▶ [MATERIAL FOR THIS TASK]
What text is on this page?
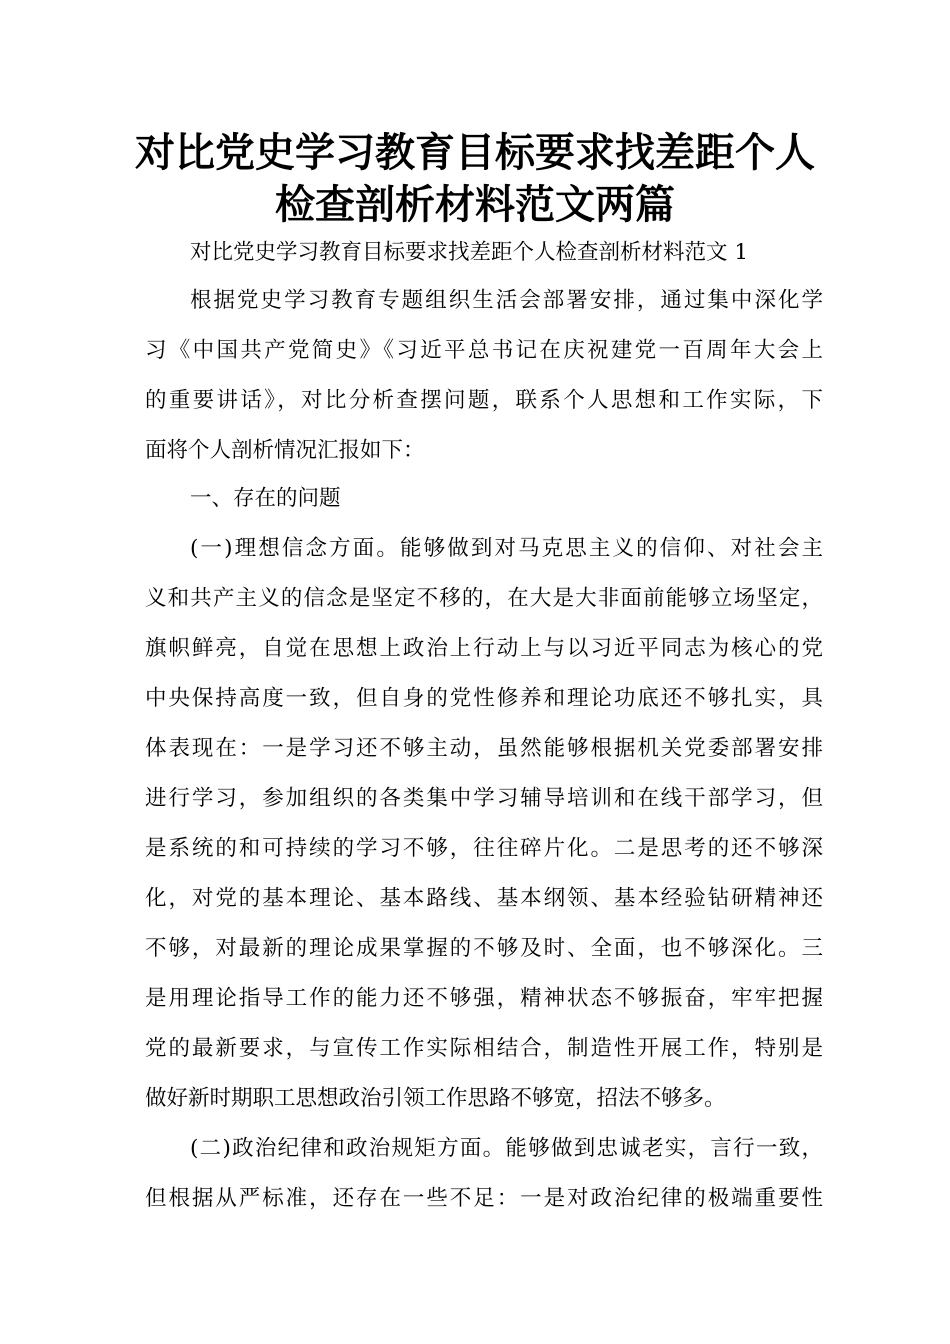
对比党史学习教育目标要求找差距个人
检查剖析材料范文两篇
对比党史学习教育目标要求找差距个人检查剖析材料范文 1
根据党史学习教育专题组织生活会部署安排，通过集中深化学
习《中国共产党简史》《习近平总书记在庆祝建党一百周年大会上
的重要讲话》，对比分析查摆问题，联系个人思想和工作实际，下
面将个人剖析情况汇报如下：
一、存在的问题
(一)理想信念方面。能够做到对马克思主义的信仰、对社会主
义和共产主义的信念是坚定不移的，在大是大非面前能够立场坚定，
旗帜鲜亮，自觉在思想上政治上行动上与以习近平同志为核心的党
中央保持高度一致，但自身的党性修养和理论功底还不够扎实，具
体表现在：一是学习还不够主动，虽然能够根据机关党委部署安排
进行学习，参加组织的各类集中学习辅导培训和在线干部学习，但
是系统的和可持续的学习不够，往往碎片化。二是思考的还不够深
化，对党的基本理论、基本路线、基本纲领、基本经验钻研精神还
不够，对最新的理论成果掌握的不够及时、全面，也不够深化。三
是用理论指导工作的能力还不够强，精神状态不够振奋，牢牢把握
党的最新要求，与宣传工作实际相结合，制造性开展工作，特别是
做好新时期职工思想政治引领工作思路不够宽，招法不够多。
(二)政治纪律和政治规矩方面。能够做到忠诚老实，言行一致，
但根据从严标准，还存在一些不足：一是对政治纪律的极端重要性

▶ [THE REQUEST] Skipping the pictures, transcribe each line above exactly as it appears.

▶ [SOLUTION FOR THIS TASK]
What text is on this page?
对比党史学习教育目标要求找差距个人
检查剖析材料范文两篇
对比党史学习教育目标要求找差距个人检查剖析材料范文 1
根据党史学习教育专题组织生活会部署安排，通过集中深化学
习《中国共产党简史》《习近平总书记在庆祝建党一百周年大会上
的重要讲话》，对比分析查摆问题，联系个人思想和工作实际，下
面将个人剖析情况汇报如下：
一、存在的问题
(一)理想信念方面。能够做到对马克思主义的信仰、对社会主
义和共产主义的信念是坚定不移的，在大是大非面前能够立场坚定，
旗帜鲜亮，自觉在思想上政治上行动上与以习近平同志为核心的党
中央保持高度一致，但自身的党性修养和理论功底还不够扎实，具
体表现在：一是学习还不够主动，虽然能够根据机关党委部署安排
进行学习，参加组织的各类集中学习辅导培训和在线干部学习，但
是系统的和可持续的学习不够，往往碎片化。二是思考的还不够深
化，对党的基本理论、基本路线、基本纲领、基本经验钻研精神还
不够，对最新的理论成果掌握的不够及时、全面，也不够深化。三
是用理论指导工作的能力还不够强，精神状态不够振奋，牢牢把握
党的最新要求，与宣传工作实际相结合，制造性开展工作，特别是
做好新时期职工思想政治引领工作思路不够宽，招法不够多。
(二)政治纪律和政治规矩方面。能够做到忠诚老实，言行一致，
但根据从严标准，还存在一些不足：一是对政治纪律的极端重要性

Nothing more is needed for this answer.